::: EXERCISE MATERIALS

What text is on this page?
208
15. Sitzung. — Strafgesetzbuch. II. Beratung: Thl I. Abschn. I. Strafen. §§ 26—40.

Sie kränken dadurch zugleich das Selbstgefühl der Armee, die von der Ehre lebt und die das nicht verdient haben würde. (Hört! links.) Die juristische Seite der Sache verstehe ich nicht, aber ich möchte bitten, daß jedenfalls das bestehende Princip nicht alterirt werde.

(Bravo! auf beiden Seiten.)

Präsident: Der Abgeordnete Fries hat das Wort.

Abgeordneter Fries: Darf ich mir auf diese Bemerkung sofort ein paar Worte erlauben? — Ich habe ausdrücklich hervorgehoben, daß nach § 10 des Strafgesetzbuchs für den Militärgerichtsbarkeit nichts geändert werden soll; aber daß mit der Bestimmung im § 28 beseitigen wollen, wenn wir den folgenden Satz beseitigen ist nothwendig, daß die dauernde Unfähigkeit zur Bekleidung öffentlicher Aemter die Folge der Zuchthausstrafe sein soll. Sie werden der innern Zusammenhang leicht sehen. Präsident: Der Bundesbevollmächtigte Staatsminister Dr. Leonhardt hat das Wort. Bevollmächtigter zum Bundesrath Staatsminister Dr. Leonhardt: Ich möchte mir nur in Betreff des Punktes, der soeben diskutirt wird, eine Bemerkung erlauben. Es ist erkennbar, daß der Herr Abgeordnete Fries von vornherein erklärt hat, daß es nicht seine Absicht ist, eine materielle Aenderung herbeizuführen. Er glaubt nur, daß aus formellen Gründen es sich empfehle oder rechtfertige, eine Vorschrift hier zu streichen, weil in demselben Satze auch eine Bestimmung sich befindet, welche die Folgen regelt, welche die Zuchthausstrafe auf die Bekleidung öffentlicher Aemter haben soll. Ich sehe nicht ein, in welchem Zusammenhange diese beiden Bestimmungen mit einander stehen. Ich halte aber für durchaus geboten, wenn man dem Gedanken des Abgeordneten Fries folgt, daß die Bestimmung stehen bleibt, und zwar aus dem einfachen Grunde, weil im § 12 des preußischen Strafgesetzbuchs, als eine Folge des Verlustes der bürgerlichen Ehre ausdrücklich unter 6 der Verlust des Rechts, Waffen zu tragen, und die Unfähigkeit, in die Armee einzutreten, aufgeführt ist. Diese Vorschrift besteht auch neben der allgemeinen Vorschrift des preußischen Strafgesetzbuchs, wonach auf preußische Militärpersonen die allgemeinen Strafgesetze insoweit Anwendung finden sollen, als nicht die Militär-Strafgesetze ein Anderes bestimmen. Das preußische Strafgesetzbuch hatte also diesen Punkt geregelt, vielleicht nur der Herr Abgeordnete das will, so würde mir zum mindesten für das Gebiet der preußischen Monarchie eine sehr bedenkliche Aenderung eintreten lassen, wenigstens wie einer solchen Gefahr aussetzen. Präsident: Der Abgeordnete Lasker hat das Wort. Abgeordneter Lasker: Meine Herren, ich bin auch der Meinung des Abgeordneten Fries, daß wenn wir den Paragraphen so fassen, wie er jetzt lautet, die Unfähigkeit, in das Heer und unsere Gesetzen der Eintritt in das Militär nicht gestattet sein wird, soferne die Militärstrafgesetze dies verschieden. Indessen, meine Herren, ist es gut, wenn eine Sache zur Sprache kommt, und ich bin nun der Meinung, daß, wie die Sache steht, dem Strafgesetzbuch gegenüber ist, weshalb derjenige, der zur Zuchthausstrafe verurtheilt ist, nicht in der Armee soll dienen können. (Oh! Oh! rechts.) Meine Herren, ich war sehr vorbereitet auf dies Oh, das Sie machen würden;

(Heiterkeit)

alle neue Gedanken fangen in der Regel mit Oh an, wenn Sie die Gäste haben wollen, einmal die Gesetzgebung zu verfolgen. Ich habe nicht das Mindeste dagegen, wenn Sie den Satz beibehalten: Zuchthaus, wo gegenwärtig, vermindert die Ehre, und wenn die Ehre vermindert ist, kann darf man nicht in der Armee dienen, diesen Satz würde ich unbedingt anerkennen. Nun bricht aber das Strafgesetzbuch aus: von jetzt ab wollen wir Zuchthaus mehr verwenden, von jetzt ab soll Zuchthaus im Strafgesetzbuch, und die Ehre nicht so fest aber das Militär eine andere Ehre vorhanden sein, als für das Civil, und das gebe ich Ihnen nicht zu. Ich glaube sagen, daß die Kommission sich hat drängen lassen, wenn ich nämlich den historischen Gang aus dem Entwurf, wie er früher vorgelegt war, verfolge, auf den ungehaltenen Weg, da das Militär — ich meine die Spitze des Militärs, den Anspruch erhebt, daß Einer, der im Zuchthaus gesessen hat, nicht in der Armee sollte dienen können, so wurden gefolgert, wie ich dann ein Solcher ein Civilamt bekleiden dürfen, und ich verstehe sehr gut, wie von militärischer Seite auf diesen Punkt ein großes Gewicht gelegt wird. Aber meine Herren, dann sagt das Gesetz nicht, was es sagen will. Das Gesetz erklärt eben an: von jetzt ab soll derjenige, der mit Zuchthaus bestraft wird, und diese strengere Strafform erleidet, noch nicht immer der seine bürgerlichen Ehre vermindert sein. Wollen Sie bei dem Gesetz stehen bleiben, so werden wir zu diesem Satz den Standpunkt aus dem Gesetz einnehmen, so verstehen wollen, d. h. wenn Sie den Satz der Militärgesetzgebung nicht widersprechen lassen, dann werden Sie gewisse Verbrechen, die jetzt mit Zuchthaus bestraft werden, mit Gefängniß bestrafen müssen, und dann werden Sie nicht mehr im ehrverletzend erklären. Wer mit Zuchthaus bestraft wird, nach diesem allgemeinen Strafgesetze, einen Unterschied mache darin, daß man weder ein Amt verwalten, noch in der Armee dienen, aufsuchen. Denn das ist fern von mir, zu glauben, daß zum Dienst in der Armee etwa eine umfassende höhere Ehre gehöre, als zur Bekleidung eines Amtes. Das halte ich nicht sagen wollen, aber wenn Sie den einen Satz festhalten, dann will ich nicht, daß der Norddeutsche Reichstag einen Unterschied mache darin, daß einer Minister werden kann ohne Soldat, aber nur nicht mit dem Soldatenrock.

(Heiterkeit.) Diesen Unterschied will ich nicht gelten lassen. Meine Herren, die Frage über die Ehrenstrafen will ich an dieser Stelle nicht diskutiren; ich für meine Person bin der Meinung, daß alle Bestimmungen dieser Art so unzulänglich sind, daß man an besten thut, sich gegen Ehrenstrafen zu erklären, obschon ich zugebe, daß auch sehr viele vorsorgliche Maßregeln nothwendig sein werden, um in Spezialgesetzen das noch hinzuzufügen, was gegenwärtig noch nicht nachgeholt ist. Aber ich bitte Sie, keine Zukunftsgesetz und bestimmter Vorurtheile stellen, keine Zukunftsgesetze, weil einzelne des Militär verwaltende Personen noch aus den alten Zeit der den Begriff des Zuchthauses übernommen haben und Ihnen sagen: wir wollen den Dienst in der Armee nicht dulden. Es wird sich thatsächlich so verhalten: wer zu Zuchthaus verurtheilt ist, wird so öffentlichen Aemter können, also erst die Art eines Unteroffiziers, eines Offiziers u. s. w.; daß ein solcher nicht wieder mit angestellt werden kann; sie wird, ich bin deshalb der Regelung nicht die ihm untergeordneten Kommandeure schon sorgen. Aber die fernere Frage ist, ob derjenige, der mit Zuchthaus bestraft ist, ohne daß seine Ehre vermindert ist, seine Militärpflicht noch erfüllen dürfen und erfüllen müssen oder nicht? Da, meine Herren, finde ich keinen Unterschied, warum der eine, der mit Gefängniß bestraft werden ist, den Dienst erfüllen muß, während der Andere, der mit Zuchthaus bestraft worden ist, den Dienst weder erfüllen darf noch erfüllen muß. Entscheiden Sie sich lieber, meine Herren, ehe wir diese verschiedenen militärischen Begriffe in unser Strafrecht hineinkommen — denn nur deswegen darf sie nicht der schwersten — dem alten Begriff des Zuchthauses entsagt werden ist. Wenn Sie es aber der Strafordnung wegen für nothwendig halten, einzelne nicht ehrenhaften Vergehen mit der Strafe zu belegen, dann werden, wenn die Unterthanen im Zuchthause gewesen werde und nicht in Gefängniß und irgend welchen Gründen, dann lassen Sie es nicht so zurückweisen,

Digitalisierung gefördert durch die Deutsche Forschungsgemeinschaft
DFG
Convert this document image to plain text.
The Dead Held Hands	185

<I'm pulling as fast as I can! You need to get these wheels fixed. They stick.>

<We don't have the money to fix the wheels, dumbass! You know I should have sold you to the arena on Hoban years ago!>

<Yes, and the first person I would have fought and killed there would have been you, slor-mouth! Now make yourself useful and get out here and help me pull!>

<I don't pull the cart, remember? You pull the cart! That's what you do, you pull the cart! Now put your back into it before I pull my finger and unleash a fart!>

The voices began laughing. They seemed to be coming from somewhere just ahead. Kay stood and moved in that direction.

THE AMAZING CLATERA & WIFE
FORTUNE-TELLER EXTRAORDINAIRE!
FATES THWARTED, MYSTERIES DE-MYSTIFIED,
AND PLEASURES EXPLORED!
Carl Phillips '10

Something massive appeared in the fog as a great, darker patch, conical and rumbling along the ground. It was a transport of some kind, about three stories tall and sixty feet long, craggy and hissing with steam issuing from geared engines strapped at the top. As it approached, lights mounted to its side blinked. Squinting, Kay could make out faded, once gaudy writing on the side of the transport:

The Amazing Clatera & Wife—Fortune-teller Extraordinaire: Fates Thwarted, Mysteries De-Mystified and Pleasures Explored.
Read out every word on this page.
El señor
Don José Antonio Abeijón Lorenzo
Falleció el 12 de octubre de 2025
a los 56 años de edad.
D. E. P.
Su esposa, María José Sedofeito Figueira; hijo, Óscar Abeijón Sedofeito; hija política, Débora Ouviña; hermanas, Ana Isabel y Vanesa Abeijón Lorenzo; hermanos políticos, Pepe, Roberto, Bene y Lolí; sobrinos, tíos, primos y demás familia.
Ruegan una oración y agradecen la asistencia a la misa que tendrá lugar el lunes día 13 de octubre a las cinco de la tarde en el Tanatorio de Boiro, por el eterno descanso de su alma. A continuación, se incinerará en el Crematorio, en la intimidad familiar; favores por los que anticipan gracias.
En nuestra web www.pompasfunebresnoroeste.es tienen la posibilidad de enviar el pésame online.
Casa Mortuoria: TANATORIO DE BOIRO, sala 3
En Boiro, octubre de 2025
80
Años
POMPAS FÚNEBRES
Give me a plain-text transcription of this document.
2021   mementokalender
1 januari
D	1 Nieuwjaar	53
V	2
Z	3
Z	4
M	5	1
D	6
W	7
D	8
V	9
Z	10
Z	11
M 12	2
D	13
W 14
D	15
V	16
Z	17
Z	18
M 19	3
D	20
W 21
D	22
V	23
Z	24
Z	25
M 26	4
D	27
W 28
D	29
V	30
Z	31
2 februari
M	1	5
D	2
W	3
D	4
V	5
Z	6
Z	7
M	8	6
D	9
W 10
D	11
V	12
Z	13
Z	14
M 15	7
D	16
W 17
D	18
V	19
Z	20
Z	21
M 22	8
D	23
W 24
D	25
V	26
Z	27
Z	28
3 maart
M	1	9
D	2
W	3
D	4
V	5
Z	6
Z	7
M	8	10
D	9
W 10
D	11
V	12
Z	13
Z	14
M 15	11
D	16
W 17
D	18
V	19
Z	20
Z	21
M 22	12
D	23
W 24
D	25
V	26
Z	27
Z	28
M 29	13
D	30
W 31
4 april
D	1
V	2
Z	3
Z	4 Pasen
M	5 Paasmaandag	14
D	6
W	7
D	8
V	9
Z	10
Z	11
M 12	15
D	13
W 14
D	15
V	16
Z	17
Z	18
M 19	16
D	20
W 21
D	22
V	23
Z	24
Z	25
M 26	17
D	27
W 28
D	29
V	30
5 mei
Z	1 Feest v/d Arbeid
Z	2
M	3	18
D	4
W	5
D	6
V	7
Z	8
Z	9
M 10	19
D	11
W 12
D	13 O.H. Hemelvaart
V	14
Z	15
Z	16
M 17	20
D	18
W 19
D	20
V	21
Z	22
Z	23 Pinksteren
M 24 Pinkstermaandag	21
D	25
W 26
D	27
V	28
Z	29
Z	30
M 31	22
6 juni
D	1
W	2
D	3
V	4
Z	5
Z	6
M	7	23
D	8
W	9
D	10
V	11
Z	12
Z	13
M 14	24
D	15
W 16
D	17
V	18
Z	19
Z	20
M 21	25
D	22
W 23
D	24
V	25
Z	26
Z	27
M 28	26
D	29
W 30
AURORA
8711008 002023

::::::

TO BE DONE:
Pick out every line of the listing containing the word "wheels", and show those lines.

RESPONSE TO THIS TASK:
<I'm pulling as fast as I can! You need to get these wheels fixed. They stick.>
<We don't have the money to fix the wheels, dumbass! You know I should have sold you to the arena on Hoban years ago!>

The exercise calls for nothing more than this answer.